> **Stated exercise**
For each line below that includes the word "عشيرته", make a copy.
'''
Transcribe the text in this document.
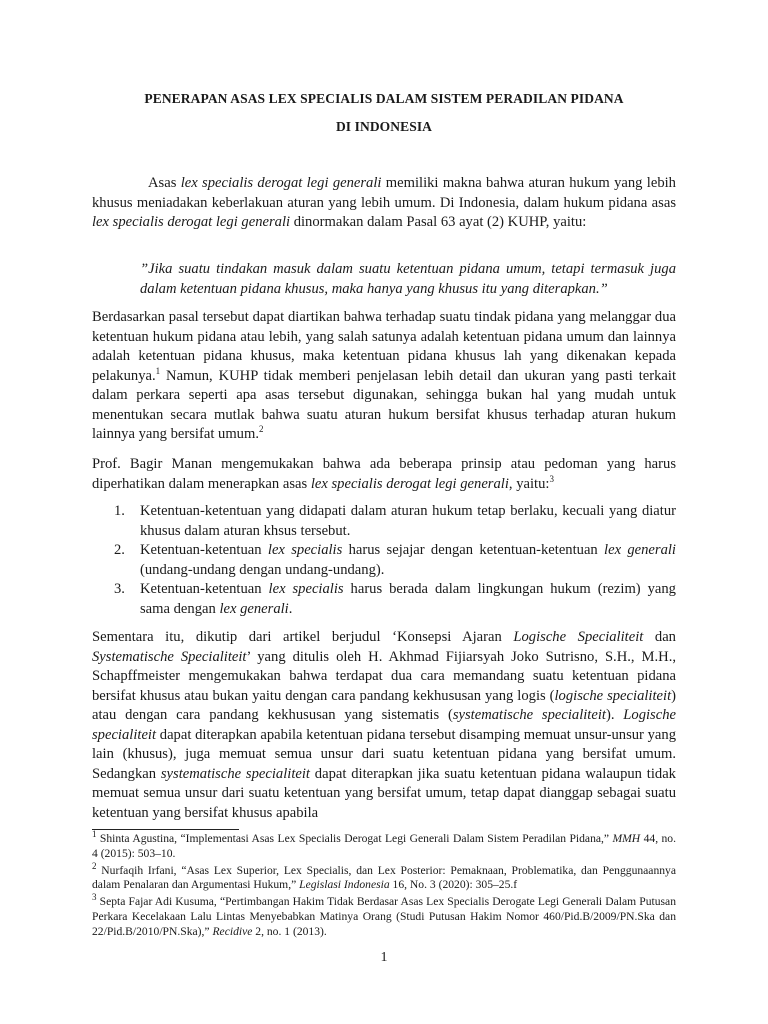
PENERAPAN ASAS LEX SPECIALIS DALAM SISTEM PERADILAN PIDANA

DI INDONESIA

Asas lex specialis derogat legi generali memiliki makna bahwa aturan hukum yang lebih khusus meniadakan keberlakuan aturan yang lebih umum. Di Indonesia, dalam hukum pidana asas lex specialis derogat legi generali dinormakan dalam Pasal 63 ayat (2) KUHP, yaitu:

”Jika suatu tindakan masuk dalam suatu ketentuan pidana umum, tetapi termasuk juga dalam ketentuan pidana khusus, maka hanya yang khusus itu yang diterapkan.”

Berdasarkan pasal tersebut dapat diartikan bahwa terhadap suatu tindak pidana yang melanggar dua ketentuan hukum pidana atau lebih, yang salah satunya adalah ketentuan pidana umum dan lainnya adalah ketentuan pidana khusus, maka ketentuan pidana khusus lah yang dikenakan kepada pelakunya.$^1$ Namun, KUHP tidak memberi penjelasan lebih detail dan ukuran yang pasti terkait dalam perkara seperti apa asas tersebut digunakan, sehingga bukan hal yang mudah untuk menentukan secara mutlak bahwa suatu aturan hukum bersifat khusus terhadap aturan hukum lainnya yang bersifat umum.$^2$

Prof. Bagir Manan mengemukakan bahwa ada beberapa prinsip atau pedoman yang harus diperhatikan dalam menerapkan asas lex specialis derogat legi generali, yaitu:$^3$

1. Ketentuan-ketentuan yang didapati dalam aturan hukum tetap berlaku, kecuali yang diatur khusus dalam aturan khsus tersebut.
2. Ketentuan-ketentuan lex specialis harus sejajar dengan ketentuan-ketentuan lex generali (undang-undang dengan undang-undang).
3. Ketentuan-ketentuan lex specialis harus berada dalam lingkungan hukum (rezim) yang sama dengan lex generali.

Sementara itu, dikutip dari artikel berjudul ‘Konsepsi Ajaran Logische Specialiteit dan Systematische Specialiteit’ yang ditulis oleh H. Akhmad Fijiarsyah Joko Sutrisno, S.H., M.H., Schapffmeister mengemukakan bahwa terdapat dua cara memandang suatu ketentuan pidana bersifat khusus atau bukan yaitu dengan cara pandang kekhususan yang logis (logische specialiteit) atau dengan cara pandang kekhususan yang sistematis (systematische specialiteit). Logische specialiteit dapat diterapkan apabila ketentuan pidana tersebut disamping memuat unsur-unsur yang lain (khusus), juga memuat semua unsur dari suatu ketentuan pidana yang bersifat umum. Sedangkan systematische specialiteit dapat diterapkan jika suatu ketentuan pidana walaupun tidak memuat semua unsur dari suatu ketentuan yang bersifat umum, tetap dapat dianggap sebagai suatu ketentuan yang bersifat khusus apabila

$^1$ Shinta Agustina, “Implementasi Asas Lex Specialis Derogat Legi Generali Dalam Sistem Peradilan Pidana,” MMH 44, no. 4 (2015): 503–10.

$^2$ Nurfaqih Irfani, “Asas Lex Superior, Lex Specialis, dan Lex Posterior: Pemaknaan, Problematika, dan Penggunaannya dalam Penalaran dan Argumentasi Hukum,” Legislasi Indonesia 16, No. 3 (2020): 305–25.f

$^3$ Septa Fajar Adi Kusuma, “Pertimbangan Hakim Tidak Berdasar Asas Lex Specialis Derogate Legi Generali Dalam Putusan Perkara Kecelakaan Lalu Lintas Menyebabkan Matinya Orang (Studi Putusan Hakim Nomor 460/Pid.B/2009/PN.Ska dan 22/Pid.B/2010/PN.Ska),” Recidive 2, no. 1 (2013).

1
'''
'''
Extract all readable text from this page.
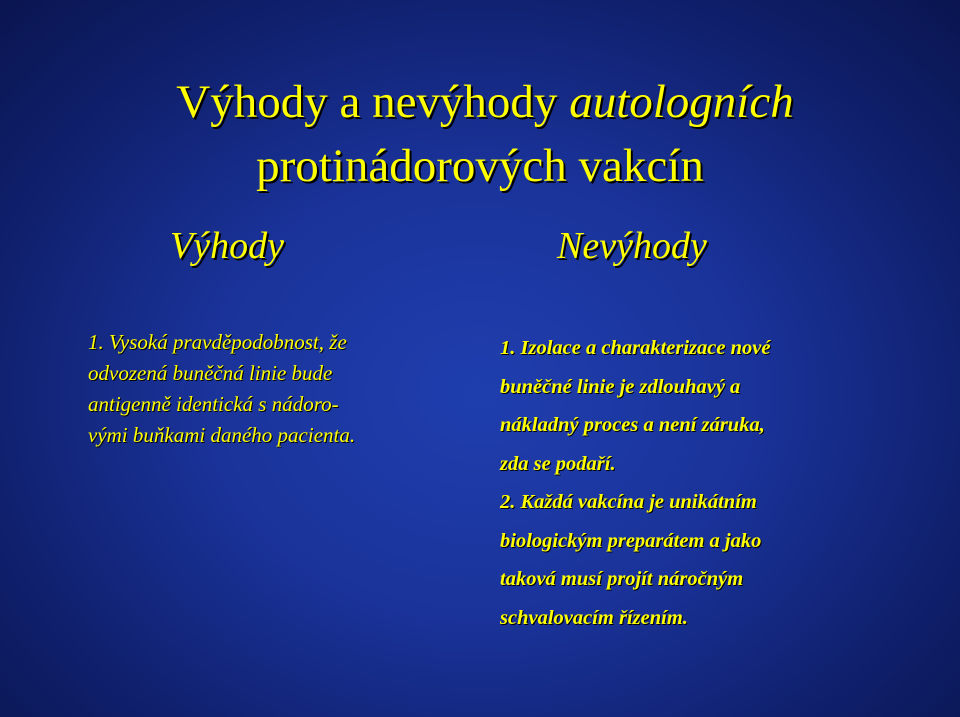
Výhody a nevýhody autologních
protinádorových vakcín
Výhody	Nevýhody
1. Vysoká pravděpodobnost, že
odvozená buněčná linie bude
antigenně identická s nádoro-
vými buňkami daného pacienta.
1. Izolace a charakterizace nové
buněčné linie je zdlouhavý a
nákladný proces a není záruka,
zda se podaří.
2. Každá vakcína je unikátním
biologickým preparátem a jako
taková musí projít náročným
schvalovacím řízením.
'''
'''
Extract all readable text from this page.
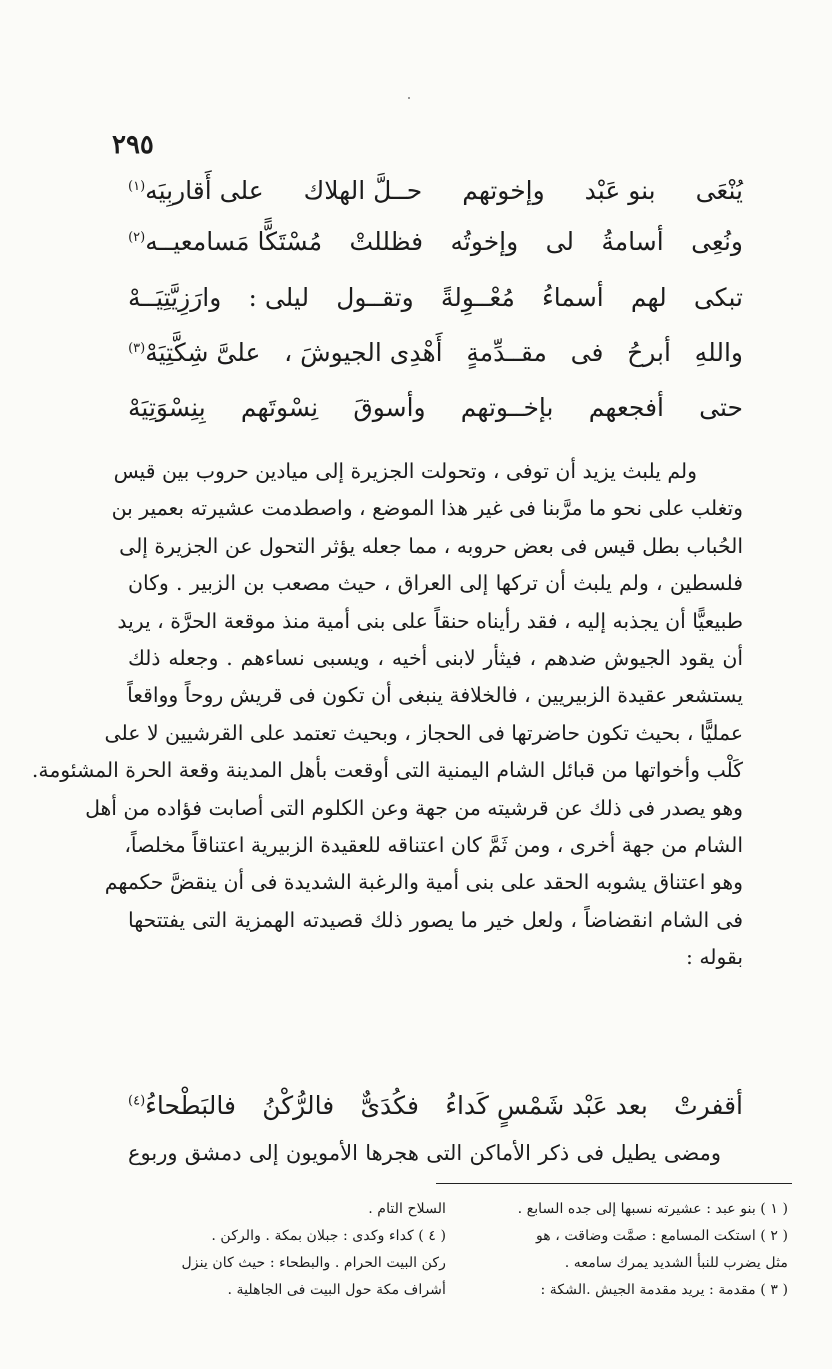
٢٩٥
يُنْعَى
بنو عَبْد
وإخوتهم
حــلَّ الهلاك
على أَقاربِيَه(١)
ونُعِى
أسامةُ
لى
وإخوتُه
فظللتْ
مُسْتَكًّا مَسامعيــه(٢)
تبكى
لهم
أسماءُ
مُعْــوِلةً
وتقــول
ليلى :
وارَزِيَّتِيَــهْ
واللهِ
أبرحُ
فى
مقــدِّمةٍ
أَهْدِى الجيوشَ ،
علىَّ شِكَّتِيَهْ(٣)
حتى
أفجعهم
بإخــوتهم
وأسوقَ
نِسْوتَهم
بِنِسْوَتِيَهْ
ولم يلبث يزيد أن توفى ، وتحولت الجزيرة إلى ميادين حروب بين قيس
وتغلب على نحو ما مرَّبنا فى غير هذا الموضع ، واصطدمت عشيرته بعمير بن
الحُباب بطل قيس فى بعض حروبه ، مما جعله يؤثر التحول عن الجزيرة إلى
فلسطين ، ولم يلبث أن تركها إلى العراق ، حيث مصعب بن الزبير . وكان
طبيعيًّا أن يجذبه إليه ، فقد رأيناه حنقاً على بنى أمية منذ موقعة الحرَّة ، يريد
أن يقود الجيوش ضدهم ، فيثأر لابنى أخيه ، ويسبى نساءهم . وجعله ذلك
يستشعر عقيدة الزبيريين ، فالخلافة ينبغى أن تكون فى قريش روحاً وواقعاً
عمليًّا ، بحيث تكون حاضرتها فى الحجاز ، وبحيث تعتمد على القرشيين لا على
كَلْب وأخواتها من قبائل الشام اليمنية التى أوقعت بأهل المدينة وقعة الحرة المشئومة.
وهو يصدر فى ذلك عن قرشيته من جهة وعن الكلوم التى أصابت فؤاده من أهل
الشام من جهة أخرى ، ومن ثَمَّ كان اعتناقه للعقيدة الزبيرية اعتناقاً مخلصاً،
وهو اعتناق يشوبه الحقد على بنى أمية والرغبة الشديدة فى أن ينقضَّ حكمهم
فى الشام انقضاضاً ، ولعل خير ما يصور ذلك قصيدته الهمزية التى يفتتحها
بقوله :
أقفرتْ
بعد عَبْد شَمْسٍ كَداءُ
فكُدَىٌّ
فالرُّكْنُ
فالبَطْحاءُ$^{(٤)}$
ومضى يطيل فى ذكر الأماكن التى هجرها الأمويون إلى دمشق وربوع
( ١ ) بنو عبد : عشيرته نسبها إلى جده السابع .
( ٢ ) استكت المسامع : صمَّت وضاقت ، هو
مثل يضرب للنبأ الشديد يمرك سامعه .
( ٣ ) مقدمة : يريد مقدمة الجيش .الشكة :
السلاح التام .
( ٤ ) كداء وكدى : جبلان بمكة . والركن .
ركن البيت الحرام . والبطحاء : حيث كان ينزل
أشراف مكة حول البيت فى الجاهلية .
'''
> **Full response**
وتغلب على نحو ما مرَّبنا فى غير هذا الموضع ، واصطدمت عشيرته بعمير بن
( ١ ) بنو عبد : عشيرته نسبها إلى جده السابع .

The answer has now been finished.